## Exercise materials

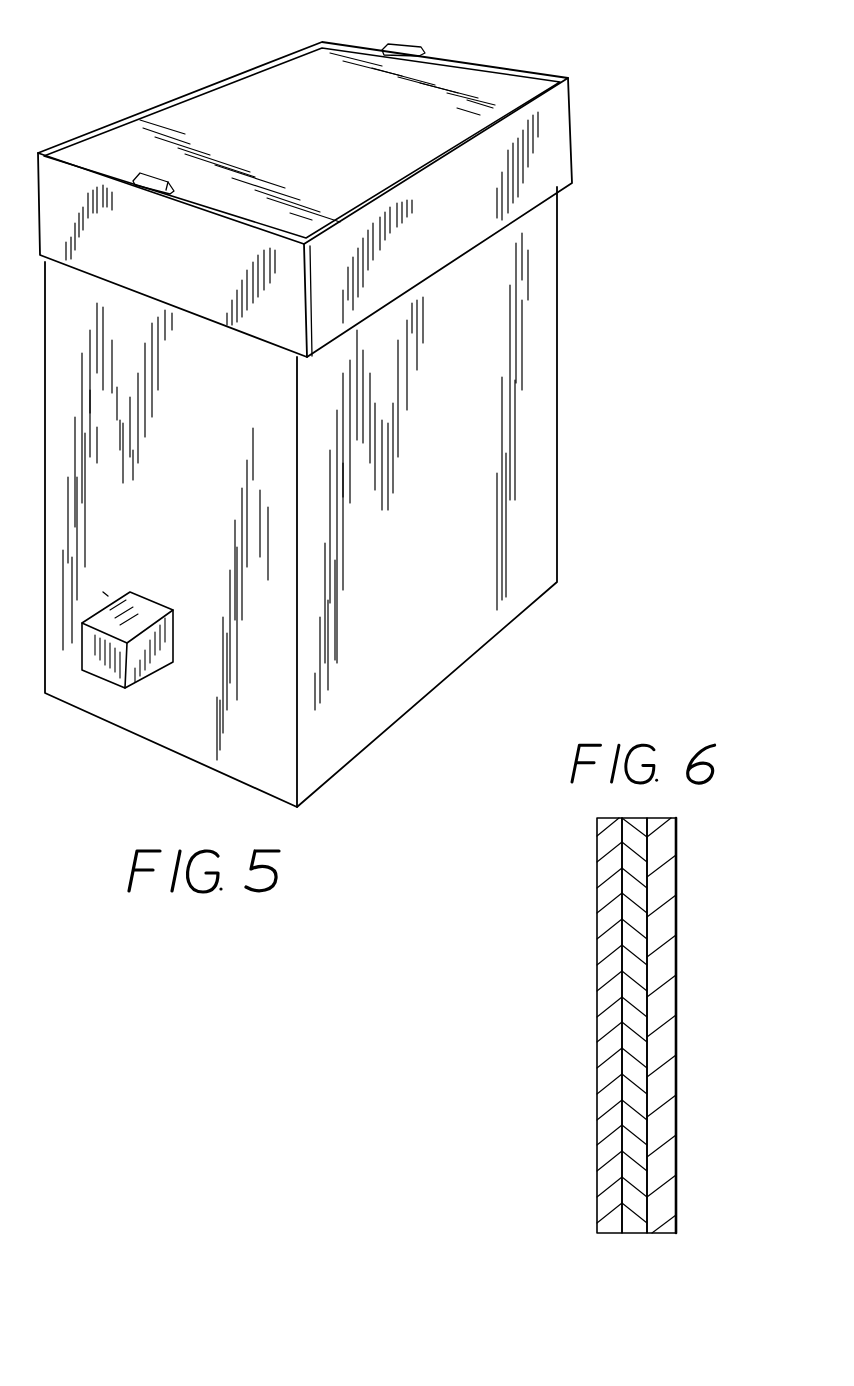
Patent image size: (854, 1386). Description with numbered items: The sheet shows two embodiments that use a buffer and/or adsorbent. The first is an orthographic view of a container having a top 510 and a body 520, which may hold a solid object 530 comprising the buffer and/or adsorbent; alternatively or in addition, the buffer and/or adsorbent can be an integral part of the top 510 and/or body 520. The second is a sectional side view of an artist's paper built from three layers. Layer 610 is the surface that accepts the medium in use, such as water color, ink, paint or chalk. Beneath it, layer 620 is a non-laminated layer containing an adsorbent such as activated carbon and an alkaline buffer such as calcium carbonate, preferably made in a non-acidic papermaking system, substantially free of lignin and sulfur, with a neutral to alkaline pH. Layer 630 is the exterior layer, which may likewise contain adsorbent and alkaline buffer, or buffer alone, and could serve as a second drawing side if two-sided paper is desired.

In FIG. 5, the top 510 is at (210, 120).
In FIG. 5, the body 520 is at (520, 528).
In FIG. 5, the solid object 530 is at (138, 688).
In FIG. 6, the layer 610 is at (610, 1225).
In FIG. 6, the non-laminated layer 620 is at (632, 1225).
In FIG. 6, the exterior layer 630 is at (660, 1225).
==
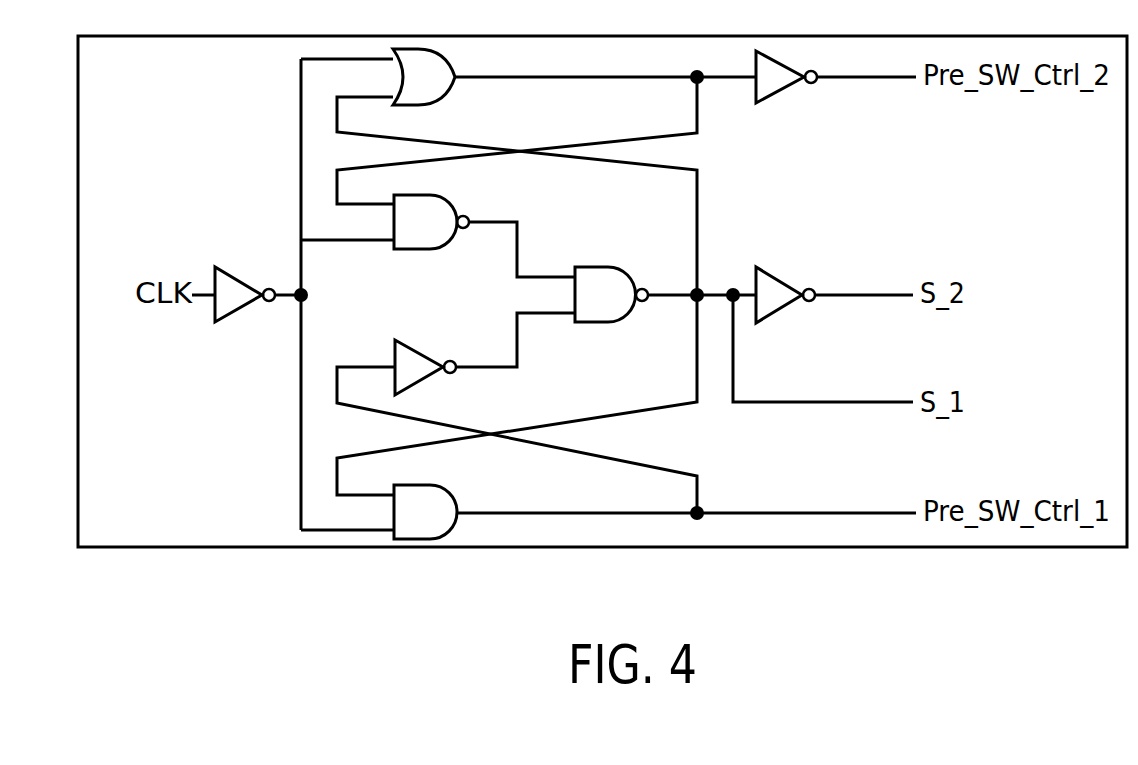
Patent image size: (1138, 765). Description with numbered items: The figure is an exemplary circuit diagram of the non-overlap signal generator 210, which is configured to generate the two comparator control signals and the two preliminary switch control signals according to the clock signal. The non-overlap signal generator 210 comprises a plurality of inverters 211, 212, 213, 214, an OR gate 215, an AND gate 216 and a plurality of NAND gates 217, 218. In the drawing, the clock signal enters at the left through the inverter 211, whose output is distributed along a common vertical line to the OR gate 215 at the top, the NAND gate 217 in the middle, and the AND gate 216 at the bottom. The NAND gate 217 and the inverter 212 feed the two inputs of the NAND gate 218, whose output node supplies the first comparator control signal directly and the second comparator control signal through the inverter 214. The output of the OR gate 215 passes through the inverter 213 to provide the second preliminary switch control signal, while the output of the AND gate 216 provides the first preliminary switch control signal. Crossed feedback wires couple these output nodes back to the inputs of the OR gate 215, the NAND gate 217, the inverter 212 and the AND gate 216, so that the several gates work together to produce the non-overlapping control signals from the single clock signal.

## Work required
Output the lines between the one holding "Patent image size: (854, 1386)." and the one holding "In FIG. 6, the exterior", inclusive, reproducing them exactly.

## Exercise result
Patent image size: (854, 1386). Description with numbered items: The sheet shows two embodiments that use a buffer and/or adsorbent. The first is an orthographic view of a container having a top 510 and a body 520, which may hold a solid object 530 comprising the buffer and/or adsorbent; alternatively or in addition, the buffer and/or adsorbent can be an integral part of the top 510 and/or body 520. The second is a sectional side view of an artist's paper built from three layers. Layer 610 is the surface that accepts the medium in use, such as water color, ink, paint or chalk. Beneath it, layer 620 is a non-laminated layer containing an adsorbent such as activated carbon and an alkaline buffer such as calcium carbonate, preferably made in a non-acidic papermaking system, substantially free of lignin and sulfur, with a neutral to alkaline pH. Layer 630 is the exterior layer, which may likewise contain adsorbent and alkaline buffer, or buffer alone, and could serve as a second drawing side if two-sided paper is desired.

In FIG. 5, the top 510 is at (210, 120).
In FIG. 5, the body 520 is at (520, 528).
In FIG. 5, the solid object 530 is at (138, 688).
In FIG. 6, the layer 610 is at (610, 1225).
In FIG. 6, the non-laminated layer 620 is at (632, 1225).
In FIG. 6, the exterior layer 630 is at (660, 1225).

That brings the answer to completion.